__The task__: List all lines of the data containing the word "Saturation".

__Supplied entries__:
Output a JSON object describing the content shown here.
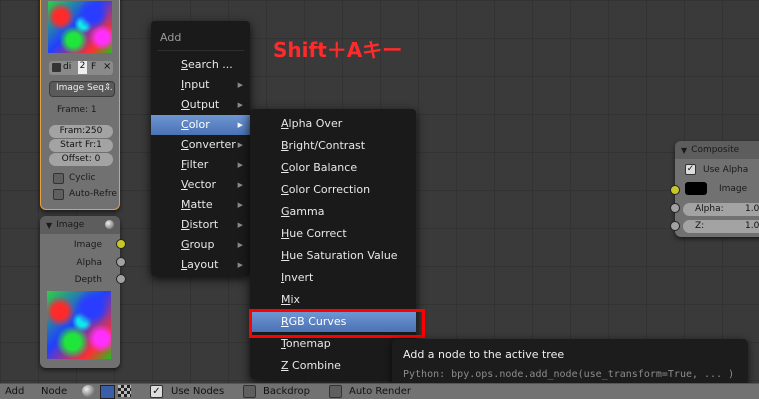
{
  "annotation": {
    "text": "Shift＋Aキー",
    "color": "#ff2b2b"
  },
  "left_node": {
    "buttons": [
      "di",
      "2",
      "F"
    ],
    "source_select": "Image Seq...",
    "frame_label": "Frame: 1",
    "fields": [
      "Fram:250",
      "Start Fr:1",
      "Offset: 0"
    ],
    "checkboxes": [
      "Cyclic",
      "Auto-Refre"
    ]
  },
  "image_node": {
    "title": "Image",
    "outputs": [
      "Image",
      "Alpha",
      "Depth"
    ]
  },
  "composite_node": {
    "title": "Composite",
    "use_alpha": "Use Alpha",
    "image_label": "Image",
    "fields": [
      {
        "label": "Alpha:",
        "value": "1.00"
      },
      {
        "label": "Z:",
        "value": "1.00"
      }
    ]
  },
  "add_menu": {
    "title": "Add",
    "items": [
      {
        "label": "Search ...",
        "mnemonic": "S",
        "rest": "earch ...",
        "submenu": false
      },
      {
        "label": "Input",
        "mnemonic": "I",
        "rest": "nput",
        "submenu": true
      },
      {
        "label": "Output",
        "mnemonic": "O",
        "rest": "utput",
        "submenu": true
      },
      {
        "label": "Color",
        "mnemonic": "C",
        "rest": "olor",
        "submenu": true
      },
      {
        "label": "Converter",
        "mnemonic": "C",
        "rest": "onverter",
        "submenu": true
      },
      {
        "label": "Filter",
        "mnemonic": "F",
        "rest": "ilter",
        "submenu": true
      },
      {
        "label": "Vector",
        "mnemonic": "V",
        "rest": "ector",
        "submenu": true
      },
      {
        "label": "Matte",
        "mnemonic": "M",
        "rest": "atte",
        "submenu": true
      },
      {
        "label": "Distort",
        "mnemonic": "D",
        "rest": "istort",
        "submenu": true
      },
      {
        "label": "Group",
        "mnemonic": "G",
        "rest": "roup",
        "submenu": true
      },
      {
        "label": "Layout",
        "mnemonic": "L",
        "rest": "ayout",
        "submenu": true
      }
    ],
    "active": "Color"
  },
  "color_submenu": {
    "items": [
      {
        "label": "Alpha Over",
        "mnemonic": "A",
        "rest": "lpha Over"
      },
      {
        "label": "Bright/Contrast",
        "mnemonic": "B",
        "rest": "right/Contrast"
      },
      {
        "label": "Color Balance",
        "mnemonic": "C",
        "rest": "olor Balance"
      },
      {
        "label": "Color Correction",
        "mnemonic": "C",
        "rest": "olor Correction"
      },
      {
        "label": "Gamma",
        "mnemonic": "G",
        "rest": "amma"
      },
      {
        "label": "Hue Correct",
        "mnemonic": "H",
        "rest": "ue Correct"
      },
      {
        "label": "Hue Saturation Value",
        "mnemonic": "H",
        "rest": "ue Saturation Value"
      },
      {
        "label": "Invert",
        "mnemonic": "I",
        "rest": "nvert"
      },
      {
        "label": "Mix",
        "mnemonic": "M",
        "rest": "ix"
      },
      {
        "label": "RGB Curves",
        "mnemonic": "R",
        "rest": "GB Curves"
      },
      {
        "label": "Tonemap",
        "mnemonic": "T",
        "rest": "onemap"
      },
      {
        "label": "Z Combine",
        "mnemonic": "Z",
        "rest": " Combine"
      }
    ],
    "active": "RGB Curves",
    "highlight_box_color": "#ff0000"
  },
  "tooltip": {
    "title": "Add a node to the active tree",
    "python": "Python: bpy.ops.node.add_node(use_transform=True, ... )"
  },
  "header": {
    "items": [
      "Add",
      "Node"
    ],
    "use_nodes": "Use Nodes",
    "backdrop": "Backdrop",
    "auto_render": "Auto Render"
  }
}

__Written response__:
        "label": "Hue Saturation Value",
        "rest": "ue Saturation Value"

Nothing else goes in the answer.